• [SUPPLIED ENTRIES]:
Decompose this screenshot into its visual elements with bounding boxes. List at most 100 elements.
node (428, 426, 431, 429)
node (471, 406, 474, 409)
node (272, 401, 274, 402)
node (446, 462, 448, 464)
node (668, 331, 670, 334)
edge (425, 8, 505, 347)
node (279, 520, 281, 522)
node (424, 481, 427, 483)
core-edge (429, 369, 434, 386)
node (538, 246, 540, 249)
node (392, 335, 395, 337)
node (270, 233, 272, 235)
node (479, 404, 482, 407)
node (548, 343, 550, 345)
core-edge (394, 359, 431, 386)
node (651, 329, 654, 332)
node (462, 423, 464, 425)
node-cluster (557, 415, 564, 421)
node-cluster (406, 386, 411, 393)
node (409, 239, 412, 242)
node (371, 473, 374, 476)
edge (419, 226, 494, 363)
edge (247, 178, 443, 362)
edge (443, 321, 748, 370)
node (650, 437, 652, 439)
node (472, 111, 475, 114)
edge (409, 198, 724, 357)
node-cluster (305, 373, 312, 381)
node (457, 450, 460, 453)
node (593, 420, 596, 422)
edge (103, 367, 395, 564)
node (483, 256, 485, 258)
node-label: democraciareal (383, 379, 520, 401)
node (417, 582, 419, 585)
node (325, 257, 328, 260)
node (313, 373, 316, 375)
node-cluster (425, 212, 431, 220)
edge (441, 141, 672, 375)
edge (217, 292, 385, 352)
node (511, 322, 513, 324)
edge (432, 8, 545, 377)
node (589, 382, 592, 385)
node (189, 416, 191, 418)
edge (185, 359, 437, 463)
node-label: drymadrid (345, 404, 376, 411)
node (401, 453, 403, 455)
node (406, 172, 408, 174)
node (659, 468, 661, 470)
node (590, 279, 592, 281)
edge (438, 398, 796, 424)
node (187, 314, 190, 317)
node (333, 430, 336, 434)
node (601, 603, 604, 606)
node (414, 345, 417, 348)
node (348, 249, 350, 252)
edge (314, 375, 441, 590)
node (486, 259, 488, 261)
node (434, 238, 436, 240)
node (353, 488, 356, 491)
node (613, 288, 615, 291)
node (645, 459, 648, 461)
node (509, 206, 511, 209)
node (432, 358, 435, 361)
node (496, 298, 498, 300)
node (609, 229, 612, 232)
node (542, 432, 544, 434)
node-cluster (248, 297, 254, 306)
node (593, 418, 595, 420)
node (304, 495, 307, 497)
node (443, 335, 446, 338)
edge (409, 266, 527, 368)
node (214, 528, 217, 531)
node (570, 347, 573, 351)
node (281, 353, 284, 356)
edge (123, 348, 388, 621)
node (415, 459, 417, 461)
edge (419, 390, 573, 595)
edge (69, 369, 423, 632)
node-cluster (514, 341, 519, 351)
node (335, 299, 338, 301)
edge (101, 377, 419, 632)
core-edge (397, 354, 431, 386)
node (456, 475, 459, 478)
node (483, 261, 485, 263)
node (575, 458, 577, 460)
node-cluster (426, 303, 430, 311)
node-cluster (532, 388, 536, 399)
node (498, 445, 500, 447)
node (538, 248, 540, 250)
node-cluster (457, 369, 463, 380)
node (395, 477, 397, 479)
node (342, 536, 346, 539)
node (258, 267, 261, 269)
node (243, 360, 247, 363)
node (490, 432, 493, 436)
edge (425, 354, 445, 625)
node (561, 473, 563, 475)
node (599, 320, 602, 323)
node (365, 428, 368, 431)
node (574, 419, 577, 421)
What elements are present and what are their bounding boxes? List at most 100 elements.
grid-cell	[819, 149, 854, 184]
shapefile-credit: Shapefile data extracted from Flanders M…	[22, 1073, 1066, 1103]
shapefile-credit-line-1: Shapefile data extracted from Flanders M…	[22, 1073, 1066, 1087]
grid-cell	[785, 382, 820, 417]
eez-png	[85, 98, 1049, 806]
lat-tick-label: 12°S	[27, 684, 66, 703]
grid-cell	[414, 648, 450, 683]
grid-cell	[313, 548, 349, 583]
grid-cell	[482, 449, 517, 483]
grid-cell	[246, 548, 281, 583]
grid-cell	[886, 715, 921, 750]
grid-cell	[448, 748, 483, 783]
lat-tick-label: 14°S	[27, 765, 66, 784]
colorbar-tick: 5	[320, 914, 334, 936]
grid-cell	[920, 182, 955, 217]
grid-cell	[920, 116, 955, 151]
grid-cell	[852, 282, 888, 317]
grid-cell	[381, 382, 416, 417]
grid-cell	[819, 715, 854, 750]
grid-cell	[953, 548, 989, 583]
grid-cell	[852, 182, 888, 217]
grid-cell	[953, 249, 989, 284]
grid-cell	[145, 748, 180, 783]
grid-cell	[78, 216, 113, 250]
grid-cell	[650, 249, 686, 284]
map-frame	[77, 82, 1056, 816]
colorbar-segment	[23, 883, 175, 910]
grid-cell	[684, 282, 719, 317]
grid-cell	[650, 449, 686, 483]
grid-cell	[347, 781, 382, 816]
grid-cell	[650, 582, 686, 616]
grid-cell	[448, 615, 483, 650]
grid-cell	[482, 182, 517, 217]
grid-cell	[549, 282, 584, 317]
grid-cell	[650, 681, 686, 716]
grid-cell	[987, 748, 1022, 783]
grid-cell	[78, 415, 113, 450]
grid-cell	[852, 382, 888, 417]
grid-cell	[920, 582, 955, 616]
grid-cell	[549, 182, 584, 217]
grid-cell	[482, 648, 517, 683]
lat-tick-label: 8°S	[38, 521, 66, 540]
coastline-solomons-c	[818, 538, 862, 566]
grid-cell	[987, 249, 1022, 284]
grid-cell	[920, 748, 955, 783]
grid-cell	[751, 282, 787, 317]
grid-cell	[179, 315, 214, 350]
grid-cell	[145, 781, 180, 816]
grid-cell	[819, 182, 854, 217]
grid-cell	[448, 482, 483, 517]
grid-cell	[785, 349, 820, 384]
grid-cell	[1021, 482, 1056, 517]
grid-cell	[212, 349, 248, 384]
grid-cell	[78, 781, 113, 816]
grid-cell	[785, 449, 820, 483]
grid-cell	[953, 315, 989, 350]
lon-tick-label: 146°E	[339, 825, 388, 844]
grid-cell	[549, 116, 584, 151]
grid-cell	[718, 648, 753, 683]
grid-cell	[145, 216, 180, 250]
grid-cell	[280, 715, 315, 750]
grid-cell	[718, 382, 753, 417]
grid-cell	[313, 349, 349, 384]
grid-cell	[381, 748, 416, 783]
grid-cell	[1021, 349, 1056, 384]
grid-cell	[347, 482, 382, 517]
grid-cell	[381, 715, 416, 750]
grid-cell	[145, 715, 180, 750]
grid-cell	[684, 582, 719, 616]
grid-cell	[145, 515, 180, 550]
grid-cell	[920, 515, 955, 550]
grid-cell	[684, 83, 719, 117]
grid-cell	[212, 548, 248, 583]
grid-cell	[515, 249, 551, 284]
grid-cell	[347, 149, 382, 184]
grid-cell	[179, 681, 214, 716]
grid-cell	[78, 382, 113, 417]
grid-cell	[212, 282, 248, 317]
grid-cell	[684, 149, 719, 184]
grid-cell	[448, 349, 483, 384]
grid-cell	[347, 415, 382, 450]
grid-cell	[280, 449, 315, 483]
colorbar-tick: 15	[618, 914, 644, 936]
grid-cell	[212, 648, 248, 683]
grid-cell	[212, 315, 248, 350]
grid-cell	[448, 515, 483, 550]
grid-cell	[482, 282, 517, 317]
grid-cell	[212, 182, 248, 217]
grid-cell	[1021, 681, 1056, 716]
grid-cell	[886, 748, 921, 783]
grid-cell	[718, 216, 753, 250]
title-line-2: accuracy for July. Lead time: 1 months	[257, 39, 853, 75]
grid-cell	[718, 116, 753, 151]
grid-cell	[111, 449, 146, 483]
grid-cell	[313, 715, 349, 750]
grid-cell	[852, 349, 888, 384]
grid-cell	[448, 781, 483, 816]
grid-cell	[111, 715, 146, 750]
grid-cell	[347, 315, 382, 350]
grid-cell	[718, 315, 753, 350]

• [THE EXERCISE]: Please copy the rows word for word, starting at the first one and ending with the line that contains "node (645, 459, 648, 461)", including both.

• [RESPONSE]:
Decompose this screenshot into its visual elements with bounding boxes. List at most 100 elements.
node (428, 426, 431, 429)
node (471, 406, 474, 409)
node (272, 401, 274, 402)
node (446, 462, 448, 464)
node (668, 331, 670, 334)
edge (425, 8, 505, 347)
node (279, 520, 281, 522)
node (424, 481, 427, 483)
core-edge (429, 369, 434, 386)
node (538, 246, 540, 249)
node (392, 335, 395, 337)
node (270, 233, 272, 235)
node (479, 404, 482, 407)
node (548, 343, 550, 345)
core-edge (394, 359, 431, 386)
node (651, 329, 654, 332)
node (462, 423, 464, 425)
node-cluster (557, 415, 564, 421)
node-cluster (406, 386, 411, 393)
node (409, 239, 412, 242)
node (371, 473, 374, 476)
edge (419, 226, 494, 363)
edge (247, 178, 443, 362)
edge (443, 321, 748, 370)
node (650, 437, 652, 439)
node (472, 111, 475, 114)
edge (409, 198, 724, 357)
node-cluster (305, 373, 312, 381)
node (457, 450, 460, 453)
node (593, 420, 596, 422)
edge (103, 367, 395, 564)
node (483, 256, 485, 258)
node-label: democraciareal (383, 379, 520, 401)
node (417, 582, 419, 585)
node (325, 257, 328, 260)
node (313, 373, 316, 375)
node-cluster (425, 212, 431, 220)
edge (441, 141, 672, 375)
edge (217, 292, 385, 352)
node (511, 322, 513, 324)
edge (432, 8, 545, 377)
node (589, 382, 592, 385)
node (189, 416, 191, 418)
edge (185, 359, 437, 463)
node-label: drymadrid (345, 404, 376, 411)
node (401, 453, 403, 455)
node (406, 172, 408, 174)
node (659, 468, 661, 470)
node (590, 279, 592, 281)
edge (438, 398, 796, 424)
node (187, 314, 190, 317)
node (333, 430, 336, 434)
node (601, 603, 604, 606)
node (414, 345, 417, 348)
node (348, 249, 350, 252)
edge (314, 375, 441, 590)
node (486, 259, 488, 261)
node (434, 238, 436, 240)
node (353, 488, 356, 491)
node (613, 288, 615, 291)
node (645, 459, 648, 461)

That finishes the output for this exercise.